### ENTRIES PROVIDED
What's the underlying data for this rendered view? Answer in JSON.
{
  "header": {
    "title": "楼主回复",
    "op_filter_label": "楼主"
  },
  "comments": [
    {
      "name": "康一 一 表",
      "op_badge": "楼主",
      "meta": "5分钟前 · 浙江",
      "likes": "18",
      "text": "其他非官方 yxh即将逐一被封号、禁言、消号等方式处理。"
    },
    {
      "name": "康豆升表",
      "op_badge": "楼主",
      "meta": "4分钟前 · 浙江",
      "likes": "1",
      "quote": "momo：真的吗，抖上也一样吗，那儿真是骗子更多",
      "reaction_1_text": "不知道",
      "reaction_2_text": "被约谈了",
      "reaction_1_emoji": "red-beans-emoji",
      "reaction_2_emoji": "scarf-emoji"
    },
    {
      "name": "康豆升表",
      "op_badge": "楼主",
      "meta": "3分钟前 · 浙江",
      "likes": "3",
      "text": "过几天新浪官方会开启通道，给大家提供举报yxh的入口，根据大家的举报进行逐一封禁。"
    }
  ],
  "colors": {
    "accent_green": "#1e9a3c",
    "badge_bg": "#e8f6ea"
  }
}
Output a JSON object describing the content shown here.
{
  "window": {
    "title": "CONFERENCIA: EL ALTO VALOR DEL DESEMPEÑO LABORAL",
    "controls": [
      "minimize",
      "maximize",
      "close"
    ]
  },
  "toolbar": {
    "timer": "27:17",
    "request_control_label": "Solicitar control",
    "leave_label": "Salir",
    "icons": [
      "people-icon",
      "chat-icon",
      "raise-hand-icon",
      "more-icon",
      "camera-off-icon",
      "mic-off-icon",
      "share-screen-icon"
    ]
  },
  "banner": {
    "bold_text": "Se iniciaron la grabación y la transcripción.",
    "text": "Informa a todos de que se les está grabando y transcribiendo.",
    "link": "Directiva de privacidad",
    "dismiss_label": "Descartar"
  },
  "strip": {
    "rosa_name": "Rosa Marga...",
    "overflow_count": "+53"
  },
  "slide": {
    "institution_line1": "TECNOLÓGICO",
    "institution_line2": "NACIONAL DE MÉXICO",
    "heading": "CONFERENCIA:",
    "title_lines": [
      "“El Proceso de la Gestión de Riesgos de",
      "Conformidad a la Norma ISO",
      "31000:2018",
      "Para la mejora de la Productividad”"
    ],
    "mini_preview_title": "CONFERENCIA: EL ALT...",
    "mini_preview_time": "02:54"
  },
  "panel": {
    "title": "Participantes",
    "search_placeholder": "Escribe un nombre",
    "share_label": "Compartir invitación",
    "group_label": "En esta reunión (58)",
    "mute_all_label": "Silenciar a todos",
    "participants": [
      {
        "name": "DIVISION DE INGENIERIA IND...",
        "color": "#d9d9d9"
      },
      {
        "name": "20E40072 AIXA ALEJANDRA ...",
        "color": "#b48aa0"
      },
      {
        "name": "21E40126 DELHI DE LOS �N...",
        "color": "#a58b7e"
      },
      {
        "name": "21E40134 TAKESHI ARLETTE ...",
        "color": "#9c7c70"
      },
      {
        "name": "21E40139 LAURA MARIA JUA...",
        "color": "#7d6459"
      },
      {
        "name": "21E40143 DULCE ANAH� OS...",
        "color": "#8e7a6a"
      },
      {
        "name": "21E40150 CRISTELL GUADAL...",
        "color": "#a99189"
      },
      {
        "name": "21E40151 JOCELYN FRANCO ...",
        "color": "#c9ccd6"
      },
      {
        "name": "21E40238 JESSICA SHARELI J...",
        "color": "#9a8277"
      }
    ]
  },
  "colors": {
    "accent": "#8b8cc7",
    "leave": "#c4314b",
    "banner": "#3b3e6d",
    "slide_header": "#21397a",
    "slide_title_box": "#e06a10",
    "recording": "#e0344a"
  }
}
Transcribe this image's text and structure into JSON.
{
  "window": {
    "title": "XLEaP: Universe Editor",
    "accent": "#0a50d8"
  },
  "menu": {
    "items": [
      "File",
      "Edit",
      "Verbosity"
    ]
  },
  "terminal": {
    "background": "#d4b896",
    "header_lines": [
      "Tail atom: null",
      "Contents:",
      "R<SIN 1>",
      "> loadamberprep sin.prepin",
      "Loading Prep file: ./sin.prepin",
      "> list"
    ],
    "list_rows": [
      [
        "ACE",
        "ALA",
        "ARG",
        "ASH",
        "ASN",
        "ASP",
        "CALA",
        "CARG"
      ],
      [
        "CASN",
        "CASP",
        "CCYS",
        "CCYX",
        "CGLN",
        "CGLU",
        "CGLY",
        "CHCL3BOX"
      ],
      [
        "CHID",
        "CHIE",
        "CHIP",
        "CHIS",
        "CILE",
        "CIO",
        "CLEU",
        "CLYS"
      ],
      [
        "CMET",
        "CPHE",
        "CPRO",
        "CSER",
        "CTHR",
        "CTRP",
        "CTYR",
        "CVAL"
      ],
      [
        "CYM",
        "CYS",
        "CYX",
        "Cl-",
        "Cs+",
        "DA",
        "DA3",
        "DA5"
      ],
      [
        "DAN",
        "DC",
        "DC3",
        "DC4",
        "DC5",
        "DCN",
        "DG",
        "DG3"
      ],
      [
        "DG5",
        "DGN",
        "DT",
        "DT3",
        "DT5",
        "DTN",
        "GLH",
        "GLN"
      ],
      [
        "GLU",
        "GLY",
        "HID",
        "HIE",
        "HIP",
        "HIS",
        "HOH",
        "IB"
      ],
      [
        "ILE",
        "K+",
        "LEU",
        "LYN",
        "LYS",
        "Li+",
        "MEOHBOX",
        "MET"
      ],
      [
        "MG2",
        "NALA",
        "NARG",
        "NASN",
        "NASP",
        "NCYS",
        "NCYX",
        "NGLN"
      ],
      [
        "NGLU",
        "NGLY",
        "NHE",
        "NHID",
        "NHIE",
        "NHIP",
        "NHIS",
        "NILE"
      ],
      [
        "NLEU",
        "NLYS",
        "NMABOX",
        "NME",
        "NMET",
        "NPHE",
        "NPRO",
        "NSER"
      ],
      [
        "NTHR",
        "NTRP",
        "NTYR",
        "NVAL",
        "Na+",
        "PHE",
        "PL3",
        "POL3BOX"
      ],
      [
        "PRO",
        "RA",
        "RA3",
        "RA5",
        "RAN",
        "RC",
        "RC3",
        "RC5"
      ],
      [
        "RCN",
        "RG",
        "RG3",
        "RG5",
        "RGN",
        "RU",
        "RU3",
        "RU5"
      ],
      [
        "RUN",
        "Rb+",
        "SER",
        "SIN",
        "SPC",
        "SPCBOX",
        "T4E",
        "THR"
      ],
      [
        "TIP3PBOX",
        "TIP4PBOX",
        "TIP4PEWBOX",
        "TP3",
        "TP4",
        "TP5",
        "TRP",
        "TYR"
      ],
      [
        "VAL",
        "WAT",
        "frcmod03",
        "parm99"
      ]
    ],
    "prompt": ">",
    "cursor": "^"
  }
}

### SET TASK
Copy out each record exactly as given, omitting none.

### WRITTEN REPLY
What's the underlying data for this rendered view? Answer in JSON.
{
  "header": {
    "title": "楼主回复",
    "op_filter_label": "楼主"
  },
  "comments": [
    {
      "name": "康一 一 表",
      "op_badge": "楼主",
      "meta": "5分钟前 · 浙江",
      "likes": "18",
      "text": "其他非官方 yxh即将逐一被封号、禁言、消号等方式处理。"
    },
    {
      "name": "康豆升表",
      "op_badge": "楼主",
      "meta": "4分钟前 · 浙江",
      "likes": "1",
      "quote": "momo：真的吗，抖上也一样吗，那儿真是骗子更多",
      "reaction_1_text": "不知道",
      "reaction_2_text": "被约谈了",
      "reaction_1_emoji": "red-beans-emoji",
      "reaction_2_emoji": "scarf-emoji"
    },
    {
      "name": "康豆升表",
      "op_badge": "楼主",
      "meta": "3分钟前 · 浙江",
      "likes": "3",
      "text": "过几天新浪官方会开启通道，给大家提供举报yxh的入口，根据大家的举报进行逐一封禁。"
    }
  ],
  "colors": {
    "accent_green": "#1e9a3c",
    "badge_bg": "#e8f6ea"
  }
}
Output a JSON object describing the content shown here.
{
  "window": {
    "title": "CONFERENCIA: EL ALTO VALOR DEL DESEMPEÑO LABORAL",
    "controls": [
      "minimize",
      "maximize",
      "close"
    ]
  },
  "toolbar": {
    "timer": "27:17",
    "request_control_label": "Solicitar control",
    "leave_label": "Salir",
    "icons": [
      "people-icon",
      "chat-icon",
      "raise-hand-icon",
      "more-icon",
      "camera-off-icon",
      "mic-off-icon",
      "share-screen-icon"
    ]
  },
  "banner": {
    "bold_text": "Se iniciaron la grabación y la transcripción.",
    "text": "Informa a todos de que se les está grabando y transcribiendo.",
    "link": "Directiva de privacidad",
    "dismiss_label": "Descartar"
  },
  "strip": {
    "rosa_name": "Rosa Marga...",
    "overflow_count": "+53"
  },
  "slide": {
    "institution_line1": "TECNOLÓGICO",
    "institution_line2": "NACIONAL DE MÉXICO",
    "heading": "CONFERENCIA:",
    "title_lines": [
      "“El Proceso de la Gestión de Riesgos de",
      "Conformidad a la Norma ISO",
      "31000:2018",
      "Para la mejora de la Productividad”"
    ],
    "mini_preview_title": "CONFERENCIA: EL ALT...",
    "mini_preview_time": "02:54"
  },
  "panel": {
    "title": "Participantes",
    "search_placeholder": "Escribe un nombre",
    "share_label": "Compartir invitación",
    "group_label": "En esta reunión (58)",
    "mute_all_label": "Silenciar a todos",
    "participants": [
      {
        "name": "DIVISION DE INGENIERIA IND...",
        "color": "#d9d9d9"
      },
      {
        "name": "20E40072 AIXA ALEJANDRA ...",
        "color": "#b48aa0"
      },
      {
        "name": "21E40126 DELHI DE LOS �N...",
        "color": "#a58b7e"
      },
      {
        "name": "21E40134 TAKESHI ARLETTE ...",
        "color": "#9c7c70"
      },
      {
        "name": "21E40139 LAURA MARIA JUA...",
        "color": "#7d6459"
      },
      {
        "name": "21E40143 DULCE ANAH� OS...",
        "color": "#8e7a6a"
      },
      {
        "name": "21E40150 CRISTELL GUADAL...",
        "color": "#a99189"
      },
      {
        "name": "21E40151 JOCELYN FRANCO ...",
        "color": "#c9ccd6"
      },
      {
        "name": "21E40238 JESSICA SHARELI J...",
        "color": "#9a8277"
      }
    ]
  },
  "colors": {
    "accent": "#8b8cc7",
    "leave": "#c4314b",
    "banner": "#3b3e6d",
    "slide_header": "#21397a",
    "slide_title_box": "#e06a10",
    "recording": "#e0344a"
  }
}
Transcribe this image's text and structure into JSON.
{
  "window": {
    "title": "XLEaP: Universe Editor",
    "accent": "#0a50d8"
  },
  "menu": {
    "items": [
      "File",
      "Edit",
      "Verbosity"
    ]
  },
  "terminal": {
    "background": "#d4b896",
    "header_lines": [
      "Tail atom: null",
      "Contents:",
      "R<SIN 1>",
      "> loadamberprep sin.prepin",
      "Loading Prep file: ./sin.prepin",
      "> list"
    ],
    "list_rows": [
      [
        "ACE",
        "ALA",
        "ARG",
        "ASH",
        "ASN",
        "ASP",
        "CALA",
        "CARG"
      ],
      [
        "CASN",
        "CASP",
        "CCYS",
        "CCYX",
        "CGLN",
        "CGLU",
        "CGLY",
        "CHCL3BOX"
      ],
      [
        "CHID",
        "CHIE",
        "CHIP",
        "CHIS",
        "CILE",
        "CIO",
        "CLEU",
        "CLYS"
      ],
      [
        "CMET",
        "CPHE",
        "CPRO",
        "CSER",
        "CTHR",
        "CTRP",
        "CTYR",
        "CVAL"
      ],
      [
        "CYM",
        "CYS",
        "CYX",
        "Cl-",
        "Cs+",
        "DA",
        "DA3",
        "DA5"
      ],
      [
        "DAN",
        "DC",
        "DC3",
        "DC4",
        "DC5",
        "DCN",
        "DG",
        "DG3"
      ],
      [
        "DG5",
        "DGN",
        "DT",
        "DT3",
        "DT5",
        "DTN",
        "GLH",
        "GLN"
      ],
      [
        "GLU",
        "GLY",
        "HID",
        "HIE",
        "HIP",
        "HIS",
        "HOH",
        "IB"
      ],
      [
        "ILE",
        "K+",
        "LEU",
        "LYN",
        "LYS",
        "Li+",
        "MEOHBOX",
        "MET"
      ],
      [
        "MG2",
        "NALA",
        "NARG",
        "NASN",
        "NASP",
        "NCYS",
        "NCYX",
        "NGLN"
      ],
      [
        "NGLU",
        "NGLY",
        "NHE",
        "NHID",
        "NHIE",
        "NHIP",
        "NHIS",
        "NILE"
      ],
      [
        "NLEU",
        "NLYS",
        "NMABOX",
        "NME",
        "NMET",
        "NPHE",
        "NPRO",
        "NSER"
      ],
      [
        "NTHR",
        "NTRP",
        "NTYR",
        "NVAL",
        "Na+",
        "PHE",
        "PL3",
        "POL3BOX"
      ],
      [
        "PRO",
        "RA",
        "RA3",
        "RA5",
        "RAN",
        "RC",
        "RC3",
        "RC5"
      ],
      [
        "RCN",
        "RG",
        "RG3",
        "RG5",
        "RGN",
        "RU",
        "RU3",
        "RU5"
      ],
      [
        "RUN",
        "Rb+",
        "SER",
        "SIN",
        "SPC",
        "SPCBOX",
        "T4E",
        "THR"
      ],
      [
        "TIP3PBOX",
        "TIP4PBOX",
        "TIP4PEWBOX",
        "TP3",
        "TP4",
        "TP5",
        "TRP",
        "TYR"
      ],
      [
        "VAL",
        "WAT",
        "frcmod03",
        "parm99"
      ]
    ],
    "prompt": ">",
    "cursor": "^"
  }
}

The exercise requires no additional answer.